▸ **The exercise**
Rewrite every item below, substituting "heatmap-image" for each occurrence of "heatmap-texture" and leaving everything else unchanged.

▸ **Data shown**
──────────────────────────────

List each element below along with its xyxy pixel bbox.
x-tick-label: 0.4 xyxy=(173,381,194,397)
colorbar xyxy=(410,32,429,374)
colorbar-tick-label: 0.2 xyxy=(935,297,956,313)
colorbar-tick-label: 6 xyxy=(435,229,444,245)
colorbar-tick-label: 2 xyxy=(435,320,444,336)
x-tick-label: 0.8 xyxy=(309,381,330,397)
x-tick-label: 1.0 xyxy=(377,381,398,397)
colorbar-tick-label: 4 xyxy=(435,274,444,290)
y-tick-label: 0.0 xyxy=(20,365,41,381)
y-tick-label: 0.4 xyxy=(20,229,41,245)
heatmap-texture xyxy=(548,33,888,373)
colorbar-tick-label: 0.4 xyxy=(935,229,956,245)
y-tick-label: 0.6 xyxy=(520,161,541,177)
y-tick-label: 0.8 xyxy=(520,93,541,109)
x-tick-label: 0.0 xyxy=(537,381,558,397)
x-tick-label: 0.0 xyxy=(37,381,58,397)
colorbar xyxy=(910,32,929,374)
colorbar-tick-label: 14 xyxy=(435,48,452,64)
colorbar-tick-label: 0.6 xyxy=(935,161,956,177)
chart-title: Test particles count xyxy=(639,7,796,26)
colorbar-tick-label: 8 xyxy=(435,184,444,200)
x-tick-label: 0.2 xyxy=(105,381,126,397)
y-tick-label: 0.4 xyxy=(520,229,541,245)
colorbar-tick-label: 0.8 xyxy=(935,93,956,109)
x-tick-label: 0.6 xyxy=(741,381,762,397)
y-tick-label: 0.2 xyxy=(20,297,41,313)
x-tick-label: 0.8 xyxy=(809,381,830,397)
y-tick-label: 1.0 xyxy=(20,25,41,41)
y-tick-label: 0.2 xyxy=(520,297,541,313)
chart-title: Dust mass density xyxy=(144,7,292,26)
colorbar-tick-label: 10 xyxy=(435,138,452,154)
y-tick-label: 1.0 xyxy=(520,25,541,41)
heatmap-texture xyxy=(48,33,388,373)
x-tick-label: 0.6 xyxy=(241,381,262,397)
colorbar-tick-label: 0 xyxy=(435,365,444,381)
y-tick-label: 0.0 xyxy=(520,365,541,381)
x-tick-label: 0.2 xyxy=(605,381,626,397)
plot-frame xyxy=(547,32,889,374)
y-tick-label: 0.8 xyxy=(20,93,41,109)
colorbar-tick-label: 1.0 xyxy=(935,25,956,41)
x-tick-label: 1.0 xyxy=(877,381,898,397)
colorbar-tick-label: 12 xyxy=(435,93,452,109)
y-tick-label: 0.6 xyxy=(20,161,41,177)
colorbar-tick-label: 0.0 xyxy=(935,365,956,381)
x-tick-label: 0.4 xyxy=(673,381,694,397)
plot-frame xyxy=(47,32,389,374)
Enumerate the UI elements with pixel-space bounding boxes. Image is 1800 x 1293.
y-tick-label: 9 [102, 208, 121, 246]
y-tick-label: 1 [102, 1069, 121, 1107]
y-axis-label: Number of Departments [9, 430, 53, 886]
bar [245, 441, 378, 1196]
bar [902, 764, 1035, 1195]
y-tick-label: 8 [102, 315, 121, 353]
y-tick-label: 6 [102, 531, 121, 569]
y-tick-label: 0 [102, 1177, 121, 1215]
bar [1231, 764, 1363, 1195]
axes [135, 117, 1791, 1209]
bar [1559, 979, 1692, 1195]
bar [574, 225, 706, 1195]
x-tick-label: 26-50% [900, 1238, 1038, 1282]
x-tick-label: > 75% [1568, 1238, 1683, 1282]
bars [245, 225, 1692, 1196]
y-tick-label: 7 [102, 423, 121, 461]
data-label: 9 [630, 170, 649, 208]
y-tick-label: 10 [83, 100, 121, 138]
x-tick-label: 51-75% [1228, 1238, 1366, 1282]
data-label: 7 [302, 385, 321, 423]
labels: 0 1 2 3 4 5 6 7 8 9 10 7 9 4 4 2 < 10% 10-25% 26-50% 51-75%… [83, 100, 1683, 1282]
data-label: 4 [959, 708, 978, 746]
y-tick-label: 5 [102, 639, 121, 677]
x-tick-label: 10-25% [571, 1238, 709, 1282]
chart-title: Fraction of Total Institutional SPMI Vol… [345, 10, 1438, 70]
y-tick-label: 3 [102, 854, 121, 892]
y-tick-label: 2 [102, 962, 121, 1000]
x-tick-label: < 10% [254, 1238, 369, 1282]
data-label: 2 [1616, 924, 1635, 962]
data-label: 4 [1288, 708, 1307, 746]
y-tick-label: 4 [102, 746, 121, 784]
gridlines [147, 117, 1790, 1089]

──────────────────────────────

▸ **Solution for this problem**
List each element below along with its xyxy pixel bbox.
x-tick-label: 0.4 xyxy=(173,381,194,397)
colorbar xyxy=(410,32,429,374)
colorbar-tick-label: 0.2 xyxy=(935,297,956,313)
colorbar-tick-label: 6 xyxy=(435,229,444,245)
colorbar-tick-label: 2 xyxy=(435,320,444,336)
x-tick-label: 0.8 xyxy=(309,381,330,397)
x-tick-label: 1.0 xyxy=(377,381,398,397)
colorbar-tick-label: 4 xyxy=(435,274,444,290)
y-tick-label: 0.0 xyxy=(20,365,41,381)
y-tick-label: 0.4 xyxy=(20,229,41,245)
heatmap-image xyxy=(548,33,888,373)
colorbar-tick-label: 0.4 xyxy=(935,229,956,245)
y-tick-label: 0.6 xyxy=(520,161,541,177)
y-tick-label: 0.8 xyxy=(520,93,541,109)
x-tick-label: 0.0 xyxy=(537,381,558,397)
x-tick-label: 0.0 xyxy=(37,381,58,397)
colorbar xyxy=(910,32,929,374)
colorbar-tick-label: 14 xyxy=(435,48,452,64)
colorbar-tick-label: 0.6 xyxy=(935,161,956,177)
chart-title: Test particles count xyxy=(639,7,796,26)
colorbar-tick-label: 8 xyxy=(435,184,444,200)
x-tick-label: 0.2 xyxy=(105,381,126,397)
y-tick-label: 0.4 xyxy=(520,229,541,245)
colorbar-tick-label: 0.8 xyxy=(935,93,956,109)
x-tick-label: 0.6 xyxy=(741,381,762,397)
y-tick-label: 0.2 xyxy=(20,297,41,313)
x-tick-label: 0.8 xyxy=(809,381,830,397)
y-tick-label: 1.0 xyxy=(20,25,41,41)
y-tick-label: 0.2 xyxy=(520,297,541,313)
chart-title: Dust mass density xyxy=(144,7,292,26)
colorbar-tick-label: 10 xyxy=(435,138,452,154)
y-tick-label: 1.0 xyxy=(520,25,541,41)
heatmap-image xyxy=(48,33,388,373)
x-tick-label: 0.6 xyxy=(241,381,262,397)
colorbar-tick-label: 0 xyxy=(435,365,444,381)
y-tick-label: 0.0 xyxy=(520,365,541,381)
x-tick-label: 0.2 xyxy=(605,381,626,397)
plot-frame xyxy=(547,32,889,374)
y-tick-label: 0.8 xyxy=(20,93,41,109)
colorbar-tick-label: 1.0 xyxy=(935,25,956,41)
x-tick-label: 1.0 xyxy=(877,381,898,397)
colorbar-tick-label: 12 xyxy=(435,93,452,109)
y-tick-label: 0.6 xyxy=(20,161,41,177)
colorbar-tick-label: 0.0 xyxy=(935,365,956,381)
x-tick-label: 0.4 xyxy=(673,381,694,397)
plot-frame xyxy=(47,32,389,374)
Enumerate the UI elements with pixel-space bounding boxes. Image is 1800 x 1293.
y-tick-label: 9 [102, 208, 121, 246]
y-tick-label: 1 [102, 1069, 121, 1107]
y-axis-label: Number of Departments [9, 430, 53, 886]
bar [245, 441, 378, 1196]
bar [902, 764, 1035, 1195]
y-tick-label: 8 [102, 315, 121, 353]
y-tick-label: 6 [102, 531, 121, 569]
y-tick-label: 0 [102, 1177, 121, 1215]
bar [1231, 764, 1363, 1195]
axes [135, 117, 1791, 1209]
bar [1559, 979, 1692, 1195]
bar [574, 225, 706, 1195]
x-tick-label: 26-50% [900, 1238, 1038, 1282]
x-tick-label: > 75% [1568, 1238, 1683, 1282]
bars [245, 225, 1692, 1196]
y-tick-label: 7 [102, 423, 121, 461]
data-label: 9 [630, 170, 649, 208]
y-tick-label: 10 [83, 100, 121, 138]
x-tick-label: 51-75% [1228, 1238, 1366, 1282]
data-label: 7 [302, 385, 321, 423]
labels: 0 1 2 3 4 5 6 7 8 9 10 7 9 4 4 2 < 10% 10-25% 26-50% 51-75%… [83, 100, 1683, 1282]
data-label: 4 [959, 708, 978, 746]
y-tick-label: 5 [102, 639, 121, 677]
x-tick-label: 10-25% [571, 1238, 709, 1282]
chart-title: Fraction of Total Institutional SPMI Vol… [345, 10, 1438, 70]
y-tick-label: 3 [102, 854, 121, 892]
y-tick-label: 2 [102, 962, 121, 1000]
x-tick-label: < 10% [254, 1238, 369, 1282]
data-label: 2 [1616, 924, 1635, 962]
data-label: 4 [1288, 708, 1307, 746]
y-tick-label: 4 [102, 746, 121, 784]
gridlines [147, 117, 1790, 1089]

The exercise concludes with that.